§ **AIM OF THE EXERCISE**:
For the records below, say how many lines contain the string "name". Give the number only.

= = = =

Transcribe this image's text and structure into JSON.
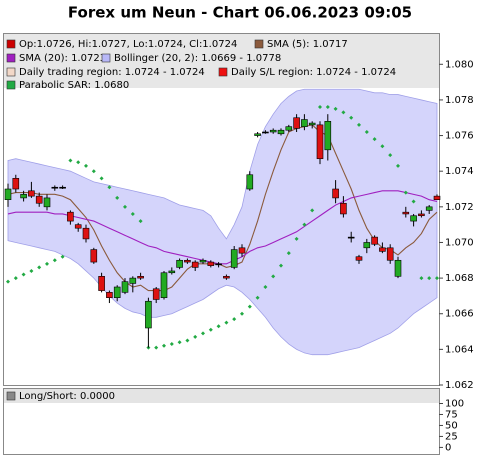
{
  "chart_data": [
    {
      "type": "candlestick",
      "title": "Forex um Neun - Chart 06.06.2023 09:05",
      "ylim": [
        1.062,
        1.0817
      ],
      "yticks": [
        1.062,
        1.064,
        1.066,
        1.068,
        {
          "value": 1.07,
          "label": "1.070"
        },
        1.072,
        1.074,
        1.076,
        1.078,
        {
          "value": 1.08,
          "label": "1.080"
        }
      ],
      "up_color": "#22aa22",
      "down_color": "#dd1111",
      "series": [
        {
          "name": "Op:1.0726, Hi:1.0727, Lo:1.0724, Cl:1.0724",
          "color": "#cc0000",
          "open": [
            1.0724,
            1.0736,
            1.0725,
            1.0729,
            1.0726,
            1.072,
            1.0731,
            1.0731,
            1.0717,
            1.071,
            1.0708,
            1.0696,
            1.0681,
            1.0672,
            1.0669,
            1.0672,
            1.0677,
            1.0681,
            1.0652,
            1.0674,
            1.0669,
            1.0683,
            1.0686,
            1.069,
            1.0689,
            1.0689,
            1.0689,
            1.0688,
            1.0681,
            1.0686,
            1.0697,
            1.073,
            1.076,
            1.0762,
            1.0762,
            1.0761,
            1.0763,
            1.077,
            1.0765,
            1.0766,
            1.0766,
            1.0752,
            1.073,
            1.0722,
            1.0703,
            1.0692,
            1.0697,
            1.0703,
            1.0697,
            1.0697,
            1.0681,
            1.0717,
            1.0712,
            1.0716,
            1.0718,
            1.0726
          ],
          "high": [
            1.0733,
            1.0738,
            1.0729,
            1.0734,
            1.0728,
            1.0727,
            1.0732,
            1.0732,
            1.0718,
            1.0711,
            1.071,
            1.0697,
            1.0683,
            1.0673,
            1.0676,
            1.068,
            1.0681,
            1.0683,
            1.0669,
            1.0675,
            1.0684,
            1.0686,
            1.0691,
            1.0691,
            1.069,
            1.0691,
            1.069,
            1.0689,
            1.0682,
            1.0698,
            1.0699,
            1.074,
            1.0762,
            1.0763,
            1.0764,
            1.0764,
            1.0766,
            1.0772,
            1.0772,
            1.0768,
            1.0768,
            1.0772,
            1.0735,
            1.0726,
            1.0706,
            1.0693,
            1.0702,
            1.0704,
            1.07,
            1.0699,
            1.0692,
            1.072,
            1.0716,
            1.0718,
            1.0721,
            1.0727
          ],
          "low": [
            1.072,
            1.0728,
            1.0723,
            1.0725,
            1.072,
            1.0718,
            1.0729,
            1.073,
            1.071,
            1.0706,
            1.07,
            1.0688,
            1.0672,
            1.0666,
            1.0667,
            1.0671,
            1.0672,
            1.0679,
            1.0641,
            1.0666,
            1.0668,
            1.0682,
            1.0685,
            1.0688,
            1.0684,
            1.0688,
            1.0686,
            1.0686,
            1.0679,
            1.0685,
            1.0692,
            1.0729,
            1.0759,
            1.0761,
            1.0761,
            1.076,
            1.0762,
            1.0762,
            1.0763,
            1.0764,
            1.0744,
            1.0746,
            1.0722,
            1.0714,
            1.07,
            1.0688,
            1.0694,
            1.0698,
            1.0694,
            1.0688,
            1.068,
            1.0714,
            1.0709,
            1.0714,
            1.0716,
            1.0724
          ],
          "close": [
            1.073,
            1.073,
            1.0727,
            1.0726,
            1.0722,
            1.0725,
            1.0731,
            1.0731,
            1.0712,
            1.0708,
            1.0702,
            1.0689,
            1.0673,
            1.0669,
            1.0675,
            1.0678,
            1.068,
            1.068,
            1.0667,
            1.0668,
            1.0683,
            1.0684,
            1.069,
            1.0689,
            1.0686,
            1.069,
            1.0687,
            1.0688,
            1.068,
            1.0696,
            1.0694,
            1.0738,
            1.0761,
            1.0762,
            1.0763,
            1.0763,
            1.0765,
            1.0764,
            1.0769,
            1.0767,
            1.0747,
            1.0768,
            1.0725,
            1.0716,
            1.0703,
            1.069,
            1.07,
            1.0699,
            1.0695,
            1.069,
            1.069,
            1.0716,
            1.0715,
            1.0715,
            1.072,
            1.0724
          ]
        },
        {
          "name": "SMA (5): 1.0717",
          "color": "#8b5a3c",
          "values": [
            1.0727,
            1.0728,
            1.0728,
            1.0728,
            1.0727,
            1.0727,
            1.0727,
            1.0726,
            1.0724,
            1.0719,
            1.0714,
            1.0707,
            1.0698,
            1.069,
            1.0683,
            1.0678,
            1.0675,
            1.0676,
            1.0673,
            1.0673,
            1.0673,
            1.0675,
            1.068,
            1.0685,
            1.0688,
            1.0688,
            1.0688,
            1.0688,
            1.0686,
            1.0687,
            1.0689,
            1.0699,
            1.0712,
            1.0727,
            1.074,
            1.0752,
            1.0762,
            1.0764,
            1.0765,
            1.0766,
            1.0762,
            1.076,
            1.075,
            1.074,
            1.073,
            1.0718,
            1.0708,
            1.0701,
            1.0697,
            1.0696,
            1.0693,
            1.0697,
            1.07,
            1.0705,
            1.0713,
            1.0717
          ]
        },
        {
          "name": "SMA (20): 1.0723",
          "color": "#a020c0",
          "values": [
            1.0716,
            1.0717,
            1.0717,
            1.0717,
            1.0717,
            1.0717,
            1.0716,
            1.0716,
            1.0715,
            1.0714,
            1.0713,
            1.0712,
            1.071,
            1.0708,
            1.0706,
            1.0704,
            1.0702,
            1.07,
            1.0698,
            1.0697,
            1.0695,
            1.0694,
            1.0693,
            1.0692,
            1.0691,
            1.069,
            1.0689,
            1.0688,
            1.0688,
            1.069,
            1.0692,
            1.0695,
            1.0697,
            1.0698,
            1.07,
            1.0702,
            1.0704,
            1.0706,
            1.0709,
            1.0712,
            1.0715,
            1.0718,
            1.0721,
            1.0723,
            1.0725,
            1.0726,
            1.0727,
            1.0728,
            1.0729,
            1.0729,
            1.0729,
            1.0728,
            1.0727,
            1.0726,
            1.0724,
            1.0723
          ]
        },
        {
          "name": "Bollinger (20, 2): 1.0669 - 1.0778",
          "color": "#b8b8f8",
          "upper": [
            1.0746,
            1.0747,
            1.0746,
            1.0745,
            1.0744,
            1.0743,
            1.0742,
            1.0741,
            1.074,
            1.0738,
            1.0736,
            1.0734,
            1.0733,
            1.0732,
            1.0731,
            1.073,
            1.0729,
            1.0728,
            1.0727,
            1.0726,
            1.0725,
            1.0723,
            1.0721,
            1.072,
            1.0719,
            1.0718,
            1.0715,
            1.0708,
            1.0702,
            1.071,
            1.072,
            1.074,
            1.0755,
            1.0765,
            1.0772,
            1.0778,
            1.0782,
            1.0785,
            1.0786,
            1.0786,
            1.0786,
            1.0786,
            1.0786,
            1.0786,
            1.0786,
            1.0786,
            1.0785,
            1.0784,
            1.0784,
            1.0783,
            1.0783,
            1.0782,
            1.0781,
            1.078,
            1.0779,
            1.0778
          ],
          "lower": [
            1.0701,
            1.07,
            1.0699,
            1.0698,
            1.0697,
            1.0696,
            1.0695,
            1.0693,
            1.0691,
            1.0688,
            1.0684,
            1.068,
            1.0675,
            1.067,
            1.0666,
            1.0663,
            1.0661,
            1.066,
            1.0658,
            1.0658,
            1.0659,
            1.066,
            1.0662,
            1.0664,
            1.0666,
            1.0668,
            1.0671,
            1.0674,
            1.0676,
            1.0675,
            1.0672,
            1.0668,
            1.0663,
            1.0658,
            1.0652,
            1.0647,
            1.0643,
            1.064,
            1.0638,
            1.0637,
            1.0637,
            1.0637,
            1.0638,
            1.0639,
            1.064,
            1.0641,
            1.0643,
            1.0645,
            1.0647,
            1.0649,
            1.0652,
            1.0656,
            1.066,
            1.0663,
            1.0666,
            1.0669
          ]
        },
        {
          "name": "Daily trading region: 1.0724 - 1.0724",
          "color": "#f2d8c8"
        },
        {
          "name": "Daily S/L region: 1.0724 - 1.0724",
          "color": "#ee1111"
        },
        {
          "name": "Parabolic SAR: 1.0680",
          "color": "#22aa44",
          "values": [
            1.0678,
            1.068,
            1.0682,
            1.0684,
            1.0686,
            1.0688,
            1.069,
            1.0692,
            1.0746,
            1.0745,
            1.0743,
            1.074,
            1.0736,
            1.0731,
            1.0725,
            1.072,
            1.0716,
            1.0712,
            1.0641,
            1.0641,
            1.0642,
            1.0643,
            1.0644,
            1.0645,
            1.0647,
            1.0649,
            1.0651,
            1.0653,
            1.0655,
            1.0657,
            1.066,
            1.0664,
            1.0669,
            1.0675,
            1.0681,
            1.0687,
            1.0694,
            1.0702,
            1.071,
            1.0718,
            1.0776,
            1.0776,
            1.0775,
            1.0773,
            1.077,
            1.0766,
            1.0762,
            1.0758,
            1.0754,
            1.0749,
            1.0743,
            1.0728,
            1.0723,
            1.068,
            1.068,
            1.068
          ]
        }
      ]
    },
    {
      "type": "line",
      "ylim": [
        -15,
        133
      ],
      "yticks": [
        0,
        25,
        50,
        75,
        100
      ],
      "series": [
        {
          "name": "Long/Short: 0.0000",
          "color": "#888888"
        }
      ]
    }
  ]
}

= = = =

§ **EXERCISE RESPONSE**:
8